BEGIN Given information

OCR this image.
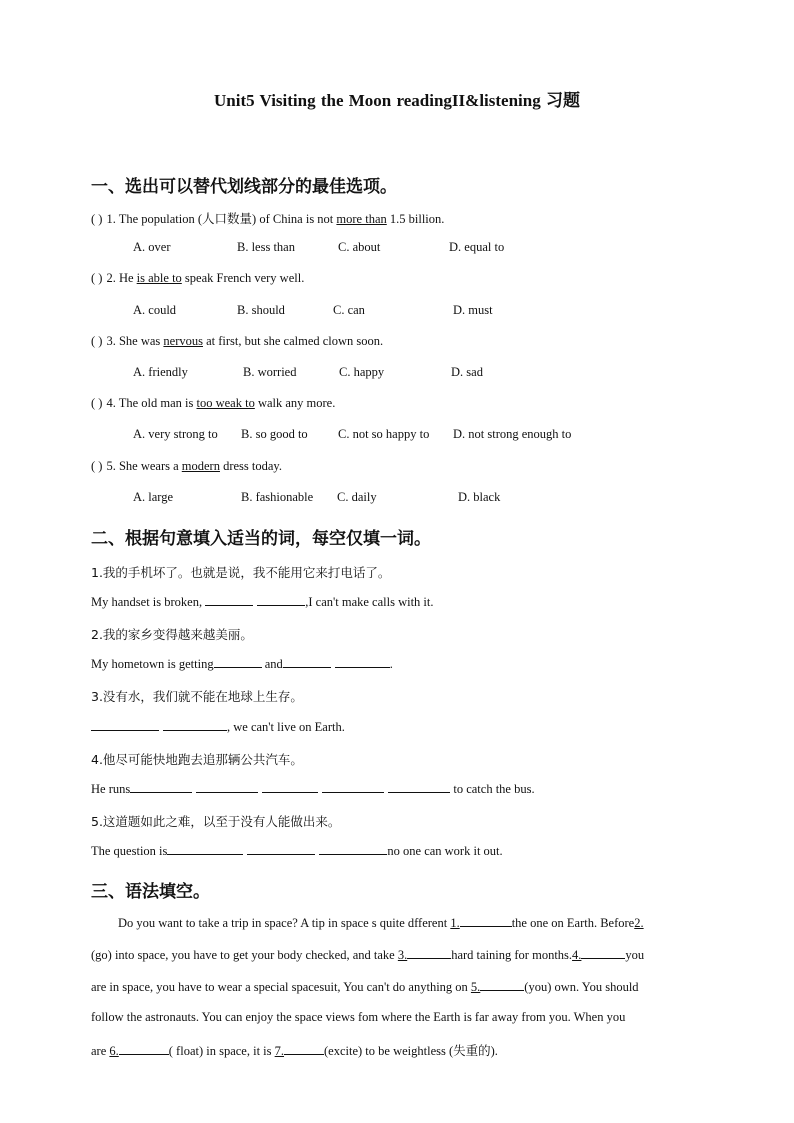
Unit5 Visiting the Moon readingII&listening 习题
一、选出可以替代划线部分的最佳选项。
( ) 1. The population (人口数量) of China is not more than 1.5 billion.
A. over	B. less than	C. about	D. equal to
( ) 2. He is able to speak French very well.
A. could	B. should	C. can	D. must
( ) 3. She was nervous at first, but she calmed clown soon.
A. friendly	B. worried	C. happy	D. sad
( ) 4. The old man is too weak to walk any more.
A. very strong to B. so good to C. not so happy to D. not strong enough to
( ) 5. She wears a modern dress today.
A. large	B. fashionable C. daily	D. black
二、根据句意填入适当的词，每空仅填一词。
1.我的手机坏了。也就是说，我不能用它来打电话了。
My handset is broken,	,I can't make calls with it.
2.我的家乡变得越来越美丽。
My hometown is getting	and	.
3.没有水，我们就不能在地球上生存。
, we can't live on Earth.
4.他尽可能快地跑去追那辆公共汽车。
He runs	to catch the bus.
5.这道题如此之难，以至于没有人能做出来。
The question is	no one can work it out.
三、语法填空。
Do you want to take a trip in space? A tip in space s quite dfferent 1.	the one on Earth. Before2.
(go) into space, you have to get your body checked, and take 3.	hard taining for months.4.	you
are in space, you have to wear a special spacesuit, You can't do anything on 5.	(you) own. You should
follow the astronauts. You can enjoy the space views fom where the Earth is far away from you. When you
are 6.	( float) in space, it is 7.	(excite) to be weightless (失重的).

END Given information

# Goal:
Omit the pictures, then output the rest of the listing exactly.

# Written response:
OCR this image.
Unit5 Visiting the Moon readingII&listening 习题
一、选出可以替代划线部分的最佳选项。
( ) 1. The population (人口数量) of China is not more than 1.5 billion.
A. over	B. less than	C. about	D. equal to
( ) 2. He is able to speak French very well.
A. could	B. should	C. can	D. must
( ) 3. She was nervous at first, but she calmed clown soon.
A. friendly	B. worried	C. happy	D. sad
( ) 4. The old man is too weak to walk any more.
A. very strong to B. so good to C. not so happy to D. not strong enough to
( ) 5. She wears a modern dress today.
A. large	B. fashionable C. daily	D. black
二、根据句意填入适当的词，每空仅填一词。
1.我的手机坏了。也就是说，我不能用它来打电话了。
My handset is broken,	,I can't make calls with it.
2.我的家乡变得越来越美丽。
My hometown is getting	and	.
3.没有水，我们就不能在地球上生存。
, we can't live on Earth.
4.他尽可能快地跑去追那辆公共汽车。
He runs	to catch the bus.
5.这道题如此之难，以至于没有人能做出来。
The question is	no one can work it out.
三、语法填空。
Do you want to take a trip in space? A tip in space s quite dfferent 1.	the one on Earth. Before2.
(go) into space, you have to get your body checked, and take 3.	hard taining for months.4.	you
are in space, you have to wear a special spacesuit, You can't do anything on 5.	(you) own. You should
follow the astronauts. You can enjoy the space views fom where the Earth is far away from you. When you
are 6.	( float) in space, it is 7.	(excite) to be weightless (失重的).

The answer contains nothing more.